What is expected |
Each record below is to be copied word for word, with pictures removed.

= = =

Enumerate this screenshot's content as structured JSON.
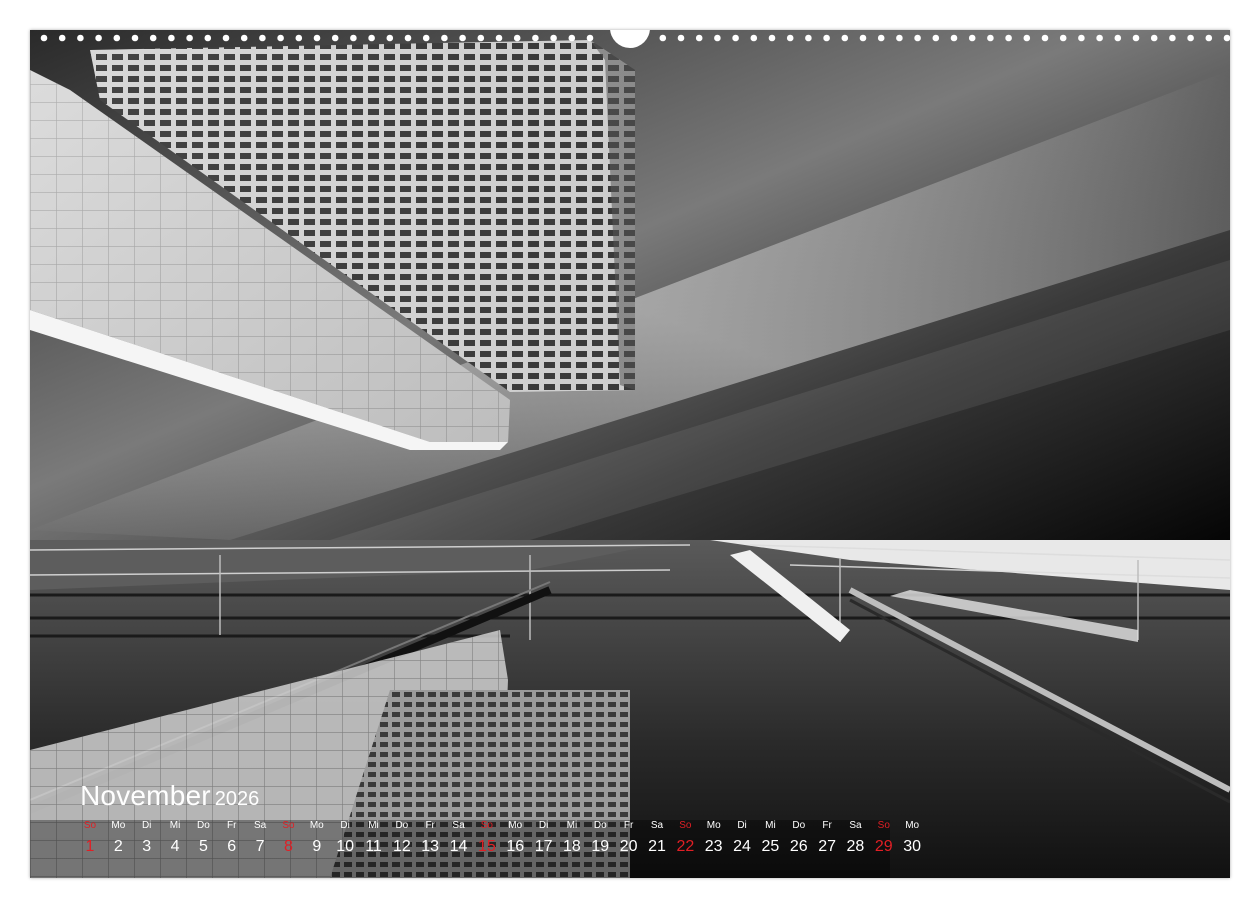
{
  "calendar": {
    "month": "November",
    "year": "2026",
    "weekday_labels": [
      "So",
      "Mo",
      "Di",
      "Mi",
      "Do",
      "Fr",
      "Sa",
      "So",
      "Mo",
      "Di",
      "Mi",
      "Do",
      "Fr",
      "Sa",
      "So",
      "Mo",
      "Di",
      "Mi",
      "Do",
      "Fr",
      "Sa",
      "So",
      "Mo",
      "Di",
      "Mi",
      "Do",
      "Fr",
      "Sa",
      "So",
      "Mo"
    ],
    "days": [
      "1",
      "2",
      "3",
      "4",
      "5",
      "6",
      "7",
      "8",
      "9",
      "10",
      "11",
      "12",
      "13",
      "14",
      "15",
      "16",
      "17",
      "18",
      "19",
      "20",
      "21",
      "22",
      "23",
      "24",
      "25",
      "26",
      "27",
      "28",
      "29",
      "30"
    ],
    "sunday_color": "#e11f25",
    "text_color": "#ffffff"
  },
  "photo": {
    "palette": "black-and-white",
    "icon": "architecture-photo"
  }
}
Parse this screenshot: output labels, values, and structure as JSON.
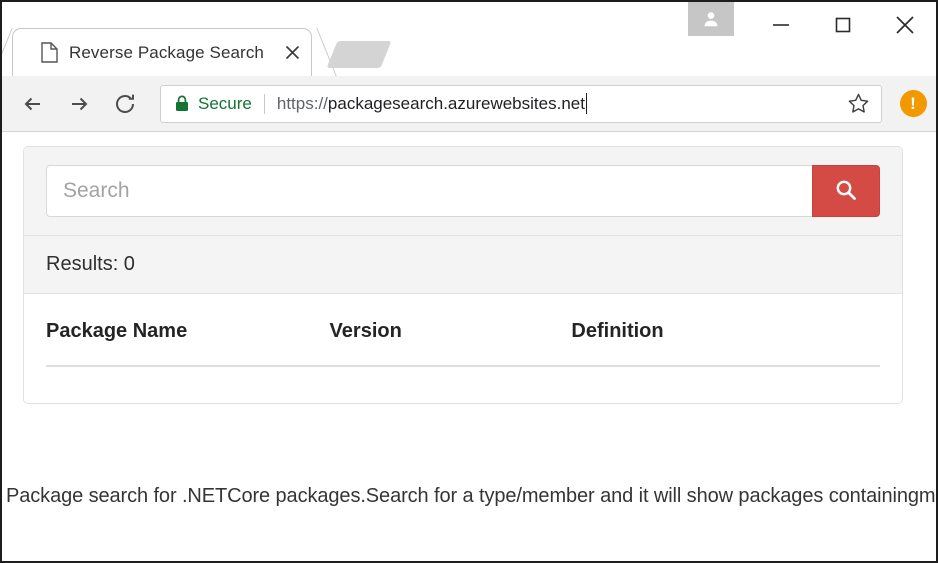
{
  "window": {
    "profile_icon": "person-icon",
    "minimize_label": "–",
    "maximize_label": "□",
    "close_label": "✕"
  },
  "tab": {
    "favicon": "document-icon",
    "title": "Reverse Package Search",
    "close_label": "✕",
    "newtab_name": "new-tab-button"
  },
  "toolbar": {
    "back_icon": "back-arrow-icon",
    "forward_icon": "forward-arrow-icon",
    "reload_icon": "reload-icon",
    "lock_icon": "lock-icon",
    "secure_label": "Secure",
    "url_scheme": "https://",
    "url_host": "packagesearch.azurewebsites.net",
    "star_icon": "bookmark-star-icon",
    "menu_icon": "chrome-menu-update-icon",
    "menu_badge": "!"
  },
  "page": {
    "search": {
      "placeholder": "Search",
      "value": "",
      "button_icon": "magnifier-icon",
      "button_color": "#d44a45"
    },
    "results": {
      "label": "Results: 0"
    },
    "table": {
      "headers": [
        "Package Name",
        "Version",
        "Definition"
      ],
      "rows": []
    },
    "caption": "Package search for .NETCore packages.Search for a type/member and it will show packages containingmatch"
  }
}
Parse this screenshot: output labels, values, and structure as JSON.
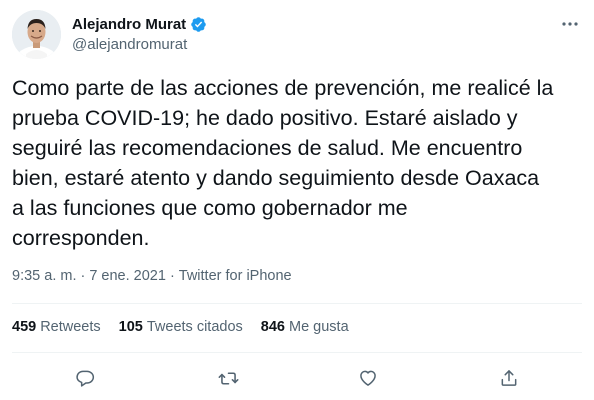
{
  "author": {
    "display_name": "Alejandro Murat",
    "handle": "@alejandromurat",
    "verified": true,
    "avatar_icon": "profile-photo"
  },
  "tweet": {
    "text": "Como parte de las acciones de prevención, me realicé la\nprueba COVID-19; he dado positivo. Estaré aislado y\nseguiré las recomendaciones de salud. Me encuentro\nbien, estaré atento y dando seguimiento desde Oaxaca\na las funciones que como gobernador me\ncorresponden."
  },
  "meta": {
    "time": "9:35 a. m.",
    "separator1": "·",
    "date": "7 ene. 2021",
    "separator2": "·",
    "source": "Twitter for iPhone"
  },
  "stats": {
    "retweets_count": "459",
    "retweets_label": "Retweets",
    "quotes_count": "105",
    "quotes_label": "Tweets citados",
    "likes_count": "846",
    "likes_label": "Me gusta"
  },
  "actions": {
    "reply_icon": "reply-icon",
    "retweet_icon": "retweet-icon",
    "like_icon": "heart-icon",
    "share_icon": "share-icon"
  },
  "colors": {
    "text_primary": "#0f1419",
    "text_secondary": "#536471",
    "verified_blue": "#1d9bf0",
    "divider": "#eff3f4"
  }
}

= = =

Reply to the task |
Enumerate this screenshot's content as structured JSON.
{
  "calendar": {
    "month": "November",
    "year": "2026",
    "weekday_labels": [
      "So",
      "Mo",
      "Di",
      "Mi",
      "Do",
      "Fr",
      "Sa",
      "So",
      "Mo",
      "Di",
      "Mi",
      "Do",
      "Fr",
      "Sa",
      "So",
      "Mo",
      "Di",
      "Mi",
      "Do",
      "Fr",
      "Sa",
      "So",
      "Mo",
      "Di",
      "Mi",
      "Do",
      "Fr",
      "Sa",
      "So",
      "Mo"
    ],
    "days": [
      "1",
      "2",
      "3",
      "4",
      "5",
      "6",
      "7",
      "8",
      "9",
      "10",
      "11",
      "12",
      "13",
      "14",
      "15",
      "16",
      "17",
      "18",
      "19",
      "20",
      "21",
      "22",
      "23",
      "24",
      "25",
      "26",
      "27",
      "28",
      "29",
      "30"
    ],
    "sunday_color": "#e11f25",
    "text_color": "#ffffff"
  },
  "photo": {
    "palette": "black-and-white",
    "icon": "architecture-photo"
  }
}
Parse this screenshot: output labels, values, and structure as JSON.
{
  "window": {
    "profile_icon": "person-icon",
    "minimize_label": "–",
    "maximize_label": "□",
    "close_label": "✕"
  },
  "tab": {
    "favicon": "document-icon",
    "title": "Reverse Package Search",
    "close_label": "✕",
    "newtab_name": "new-tab-button"
  },
  "toolbar": {
    "back_icon": "back-arrow-icon",
    "forward_icon": "forward-arrow-icon",
    "reload_icon": "reload-icon",
    "lock_icon": "lock-icon",
    "secure_label": "Secure",
    "url_scheme": "https://",
    "url_host": "packagesearch.azurewebsites.net",
    "star_icon": "bookmark-star-icon",
    "menu_icon": "chrome-menu-update-icon",
    "menu_badge": "!"
  },
  "page": {
    "search": {
      "placeholder": "Search",
      "value": "",
      "button_icon": "magnifier-icon",
      "button_color": "#d44a45"
    },
    "results": {
      "label": "Results: 0"
    },
    "table": {
      "headers": [
        "Package Name",
        "Version",
        "Definition"
      ],
      "rows": []
    },
    "caption": "Package search for .NETCore packages.Search for a type/member and it will show packages containingmatch"
  }
}
Parse this screenshot: output labels, values, and structure as JSON.
{
  "author": {
    "display_name": "Alejandro Murat",
    "handle": "@alejandromurat",
    "verified": true,
    "avatar_icon": "profile-photo"
  },
  "tweet": {
    "text": "Como parte de las acciones de prevención, me realicé la\nprueba COVID-19; he dado positivo. Estaré aislado y\nseguiré las recomendaciones de salud. Me encuentro\nbien, estaré atento y dando seguimiento desde Oaxaca\na las funciones que como gobernador me\ncorresponden."
  },
  "meta": {
    "time": "9:35 a. m.",
    "separator1": "·",
    "date": "7 ene. 2021",
    "separator2": "·",
    "source": "Twitter for iPhone"
  },
  "stats": {
    "retweets_count": "459",
    "retweets_label": "Retweets",
    "quotes_count": "105",
    "quotes_label": "Tweets citados",
    "likes_count": "846",
    "likes_label": "Me gusta"
  },
  "actions": {
    "reply_icon": "reply-icon",
    "retweet_icon": "retweet-icon",
    "like_icon": "heart-icon",
    "share_icon": "share-icon"
  },
  "colors": {
    "text_primary": "#0f1419",
    "text_secondary": "#536471",
    "verified_blue": "#1d9bf0",
    "divider": "#eff3f4"
  }
}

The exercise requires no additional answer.